• **Extract**:
In this paper, the quaternion, due to its nonsingularity, is used to represent the spacecraft attitude mapping from the inertial-reference frame to the body-fixed frame. The attitude kinematics and dynamics can be expressed as [14]:

$$\begin{array}{l}{\dot{q}}_0=-\frac{1}{2}{\mathit{q}}^T\mathit{w}\\ \dot{\mathit{q}}=\frac{1}{2}\mathit{A}(\mathit{Q})\mathit{w}\\ \mathit{J}\dot{\mathit{w}}+{\mathit{w}}^{\times }\mathit{J}\mathit{w}=\mathit{u}+\mathit{d}\end{array}$$ (1)

• **Short problem 1**: List each equation that makes up expression (1) in the spacecraft attitude extract, one per line.
• **Short problem 2**: Reproduce the entries verbatim from their first line down to the line containing "role-cell: 核心骨干员工 xyxy=(419,776,716,801)", including both of those lines.

• **Available records**:
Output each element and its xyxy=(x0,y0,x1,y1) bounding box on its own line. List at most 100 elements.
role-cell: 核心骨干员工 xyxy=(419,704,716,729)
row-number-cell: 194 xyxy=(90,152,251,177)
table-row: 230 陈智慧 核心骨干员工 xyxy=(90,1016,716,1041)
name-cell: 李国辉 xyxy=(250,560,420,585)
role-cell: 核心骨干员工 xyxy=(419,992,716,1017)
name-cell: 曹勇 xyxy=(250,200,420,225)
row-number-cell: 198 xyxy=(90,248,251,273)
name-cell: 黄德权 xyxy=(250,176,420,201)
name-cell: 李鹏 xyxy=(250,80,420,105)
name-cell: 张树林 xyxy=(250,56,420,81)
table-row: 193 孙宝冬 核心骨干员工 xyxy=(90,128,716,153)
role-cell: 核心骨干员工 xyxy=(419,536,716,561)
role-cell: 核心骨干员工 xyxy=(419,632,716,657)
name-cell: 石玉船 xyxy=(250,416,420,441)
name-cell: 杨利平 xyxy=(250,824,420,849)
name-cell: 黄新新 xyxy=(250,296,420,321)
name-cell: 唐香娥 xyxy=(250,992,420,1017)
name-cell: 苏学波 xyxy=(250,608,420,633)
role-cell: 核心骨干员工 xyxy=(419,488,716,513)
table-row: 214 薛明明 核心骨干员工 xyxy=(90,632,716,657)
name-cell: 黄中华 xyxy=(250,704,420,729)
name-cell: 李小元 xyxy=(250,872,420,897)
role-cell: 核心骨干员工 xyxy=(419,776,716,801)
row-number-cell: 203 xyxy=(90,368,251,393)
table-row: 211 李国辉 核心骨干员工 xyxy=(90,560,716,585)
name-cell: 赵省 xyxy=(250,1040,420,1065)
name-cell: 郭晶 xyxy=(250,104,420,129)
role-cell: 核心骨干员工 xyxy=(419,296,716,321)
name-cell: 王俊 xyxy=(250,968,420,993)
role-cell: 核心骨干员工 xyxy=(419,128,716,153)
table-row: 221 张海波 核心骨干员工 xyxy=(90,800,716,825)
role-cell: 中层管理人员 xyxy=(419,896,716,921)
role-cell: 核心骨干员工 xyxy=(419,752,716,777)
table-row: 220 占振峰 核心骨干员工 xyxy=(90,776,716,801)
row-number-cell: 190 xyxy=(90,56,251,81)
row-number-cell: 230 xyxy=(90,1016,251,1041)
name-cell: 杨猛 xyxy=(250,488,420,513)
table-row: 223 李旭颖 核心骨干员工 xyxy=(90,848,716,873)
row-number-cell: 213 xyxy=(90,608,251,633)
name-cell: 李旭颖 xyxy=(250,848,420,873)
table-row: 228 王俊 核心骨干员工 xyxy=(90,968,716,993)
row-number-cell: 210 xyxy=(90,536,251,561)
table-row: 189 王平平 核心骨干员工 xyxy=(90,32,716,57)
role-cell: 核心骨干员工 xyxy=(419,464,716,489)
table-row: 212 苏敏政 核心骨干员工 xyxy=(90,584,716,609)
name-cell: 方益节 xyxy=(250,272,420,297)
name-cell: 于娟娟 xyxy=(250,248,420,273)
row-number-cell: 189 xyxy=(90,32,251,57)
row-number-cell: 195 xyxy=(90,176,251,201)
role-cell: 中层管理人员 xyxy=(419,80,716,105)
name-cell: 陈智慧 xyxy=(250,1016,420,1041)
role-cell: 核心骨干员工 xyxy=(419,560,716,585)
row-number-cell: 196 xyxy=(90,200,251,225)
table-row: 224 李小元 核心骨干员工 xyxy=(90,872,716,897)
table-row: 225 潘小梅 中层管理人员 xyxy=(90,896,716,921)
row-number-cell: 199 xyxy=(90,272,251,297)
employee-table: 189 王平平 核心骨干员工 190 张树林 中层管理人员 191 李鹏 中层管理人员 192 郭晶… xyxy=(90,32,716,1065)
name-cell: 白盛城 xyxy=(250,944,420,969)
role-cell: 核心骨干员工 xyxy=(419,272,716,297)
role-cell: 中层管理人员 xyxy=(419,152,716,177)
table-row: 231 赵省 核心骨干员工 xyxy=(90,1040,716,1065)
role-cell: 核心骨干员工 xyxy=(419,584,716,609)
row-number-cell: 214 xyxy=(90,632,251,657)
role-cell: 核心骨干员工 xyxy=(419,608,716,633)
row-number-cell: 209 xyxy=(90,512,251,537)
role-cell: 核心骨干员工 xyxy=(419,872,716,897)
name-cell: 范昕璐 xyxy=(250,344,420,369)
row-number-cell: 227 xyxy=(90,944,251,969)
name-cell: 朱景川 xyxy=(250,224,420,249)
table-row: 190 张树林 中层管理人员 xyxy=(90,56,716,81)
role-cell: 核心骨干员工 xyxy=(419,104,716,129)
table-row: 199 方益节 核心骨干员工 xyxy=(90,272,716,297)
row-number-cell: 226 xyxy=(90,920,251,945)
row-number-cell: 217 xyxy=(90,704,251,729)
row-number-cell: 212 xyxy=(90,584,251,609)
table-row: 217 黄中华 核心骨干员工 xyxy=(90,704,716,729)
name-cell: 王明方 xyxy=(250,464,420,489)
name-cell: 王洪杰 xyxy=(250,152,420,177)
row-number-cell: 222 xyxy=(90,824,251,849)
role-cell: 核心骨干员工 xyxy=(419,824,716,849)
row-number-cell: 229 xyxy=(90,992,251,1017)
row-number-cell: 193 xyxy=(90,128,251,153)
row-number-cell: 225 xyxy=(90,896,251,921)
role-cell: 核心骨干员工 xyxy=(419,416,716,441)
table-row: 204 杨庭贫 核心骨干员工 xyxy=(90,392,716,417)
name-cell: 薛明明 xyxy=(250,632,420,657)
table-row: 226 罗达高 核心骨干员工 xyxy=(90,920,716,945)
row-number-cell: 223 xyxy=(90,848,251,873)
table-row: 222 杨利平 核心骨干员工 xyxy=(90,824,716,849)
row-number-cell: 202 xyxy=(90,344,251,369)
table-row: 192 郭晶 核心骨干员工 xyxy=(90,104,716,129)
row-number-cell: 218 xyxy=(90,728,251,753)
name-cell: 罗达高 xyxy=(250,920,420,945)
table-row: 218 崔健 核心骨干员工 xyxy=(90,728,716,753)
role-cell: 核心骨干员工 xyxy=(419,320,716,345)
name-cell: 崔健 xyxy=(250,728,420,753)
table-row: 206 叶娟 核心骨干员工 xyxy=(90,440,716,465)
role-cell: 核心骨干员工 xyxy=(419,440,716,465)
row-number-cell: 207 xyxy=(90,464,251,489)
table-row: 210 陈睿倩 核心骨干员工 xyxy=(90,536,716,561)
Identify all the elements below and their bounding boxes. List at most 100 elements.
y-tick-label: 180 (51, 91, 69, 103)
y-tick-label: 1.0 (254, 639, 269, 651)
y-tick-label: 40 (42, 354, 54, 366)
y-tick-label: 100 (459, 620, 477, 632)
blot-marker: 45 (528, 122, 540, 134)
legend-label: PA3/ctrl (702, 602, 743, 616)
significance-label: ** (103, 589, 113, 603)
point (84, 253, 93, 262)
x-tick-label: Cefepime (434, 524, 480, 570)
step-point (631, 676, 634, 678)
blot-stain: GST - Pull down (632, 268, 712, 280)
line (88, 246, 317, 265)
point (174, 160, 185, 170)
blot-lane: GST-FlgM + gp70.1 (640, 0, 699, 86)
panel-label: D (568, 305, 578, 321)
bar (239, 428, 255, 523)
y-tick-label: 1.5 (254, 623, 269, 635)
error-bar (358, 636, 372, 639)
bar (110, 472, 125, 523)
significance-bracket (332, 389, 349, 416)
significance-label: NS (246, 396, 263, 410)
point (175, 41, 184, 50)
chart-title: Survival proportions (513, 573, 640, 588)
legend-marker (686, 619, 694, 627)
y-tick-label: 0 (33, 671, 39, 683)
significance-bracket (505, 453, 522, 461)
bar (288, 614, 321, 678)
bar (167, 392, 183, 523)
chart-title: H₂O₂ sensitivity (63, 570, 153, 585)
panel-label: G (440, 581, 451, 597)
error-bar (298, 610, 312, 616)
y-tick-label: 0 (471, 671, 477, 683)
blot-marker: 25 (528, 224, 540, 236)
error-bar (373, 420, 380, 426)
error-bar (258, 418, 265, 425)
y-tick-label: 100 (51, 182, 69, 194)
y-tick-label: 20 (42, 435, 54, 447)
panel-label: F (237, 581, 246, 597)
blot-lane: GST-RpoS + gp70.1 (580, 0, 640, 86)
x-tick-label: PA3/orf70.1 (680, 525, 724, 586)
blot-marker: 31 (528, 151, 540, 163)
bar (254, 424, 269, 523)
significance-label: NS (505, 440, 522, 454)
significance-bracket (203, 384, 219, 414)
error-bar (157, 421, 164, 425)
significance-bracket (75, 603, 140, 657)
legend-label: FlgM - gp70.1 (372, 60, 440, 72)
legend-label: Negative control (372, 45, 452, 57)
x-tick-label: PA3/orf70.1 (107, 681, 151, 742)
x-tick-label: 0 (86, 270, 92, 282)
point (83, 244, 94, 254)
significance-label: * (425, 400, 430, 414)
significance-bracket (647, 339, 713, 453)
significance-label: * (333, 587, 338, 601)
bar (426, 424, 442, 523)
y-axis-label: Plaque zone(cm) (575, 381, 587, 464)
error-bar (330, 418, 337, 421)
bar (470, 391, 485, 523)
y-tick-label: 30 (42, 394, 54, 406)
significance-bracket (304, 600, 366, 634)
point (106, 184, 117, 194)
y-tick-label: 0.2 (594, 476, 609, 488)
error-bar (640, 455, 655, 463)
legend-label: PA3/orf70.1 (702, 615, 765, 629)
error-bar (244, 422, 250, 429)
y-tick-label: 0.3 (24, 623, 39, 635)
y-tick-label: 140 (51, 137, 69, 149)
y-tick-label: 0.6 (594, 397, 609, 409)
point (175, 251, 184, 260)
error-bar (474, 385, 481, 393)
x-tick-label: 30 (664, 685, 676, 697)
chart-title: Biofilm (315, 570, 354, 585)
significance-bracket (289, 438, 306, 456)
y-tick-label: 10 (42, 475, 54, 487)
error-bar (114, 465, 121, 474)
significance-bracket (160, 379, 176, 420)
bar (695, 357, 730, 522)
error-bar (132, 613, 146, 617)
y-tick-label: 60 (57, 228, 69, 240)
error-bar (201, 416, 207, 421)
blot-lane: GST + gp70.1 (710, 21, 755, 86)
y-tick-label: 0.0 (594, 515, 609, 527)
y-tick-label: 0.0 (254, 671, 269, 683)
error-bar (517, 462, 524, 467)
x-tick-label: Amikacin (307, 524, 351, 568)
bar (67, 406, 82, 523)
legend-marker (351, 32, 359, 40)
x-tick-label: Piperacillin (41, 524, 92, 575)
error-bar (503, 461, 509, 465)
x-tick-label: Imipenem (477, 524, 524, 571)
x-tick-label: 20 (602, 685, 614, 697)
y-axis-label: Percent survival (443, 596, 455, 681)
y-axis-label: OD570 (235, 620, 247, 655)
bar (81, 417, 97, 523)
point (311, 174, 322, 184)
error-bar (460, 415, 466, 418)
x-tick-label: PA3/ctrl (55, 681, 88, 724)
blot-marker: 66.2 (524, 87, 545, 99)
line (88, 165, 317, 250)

• **Full solution 1**:
\dot{q}_0 = -\frac{1}{2} q^T w
\dot{q} = \frac{1}{2} A(Q) w
J\dot{w} + w^{\times} J w = u + d

• **Full solution 2**:
Output each element and its xyxy=(x0,y0,x1,y1) bounding box on its own line. List at most 100 elements.
role-cell: 核心骨干员工 xyxy=(419,704,716,729)
row-number-cell: 194 xyxy=(90,152,251,177)
table-row: 230 陈智慧 核心骨干员工 xyxy=(90,1016,716,1041)
name-cell: 李国辉 xyxy=(250,560,420,585)
role-cell: 核心骨干员工 xyxy=(419,992,716,1017)
name-cell: 曹勇 xyxy=(250,200,420,225)
row-number-cell: 198 xyxy=(90,248,251,273)
name-cell: 黄德权 xyxy=(250,176,420,201)
name-cell: 李鹏 xyxy=(250,80,420,105)
name-cell: 张树林 xyxy=(250,56,420,81)
table-row: 193 孙宝冬 核心骨干员工 xyxy=(90,128,716,153)
role-cell: 核心骨干员工 xyxy=(419,536,716,561)
role-cell: 核心骨干员工 xyxy=(419,632,716,657)
name-cell: 石玉船 xyxy=(250,416,420,441)
name-cell: 杨利平 xyxy=(250,824,420,849)
name-cell: 黄新新 xyxy=(250,296,420,321)
name-cell: 唐香娥 xyxy=(250,992,420,1017)
name-cell: 苏学波 xyxy=(250,608,420,633)
role-cell: 核心骨干员工 xyxy=(419,488,716,513)
table-row: 214 薛明明 核心骨干员工 xyxy=(90,632,716,657)
name-cell: 黄中华 xyxy=(250,704,420,729)
name-cell: 李小元 xyxy=(250,872,420,897)
role-cell: 核心骨干员工 xyxy=(419,776,716,801)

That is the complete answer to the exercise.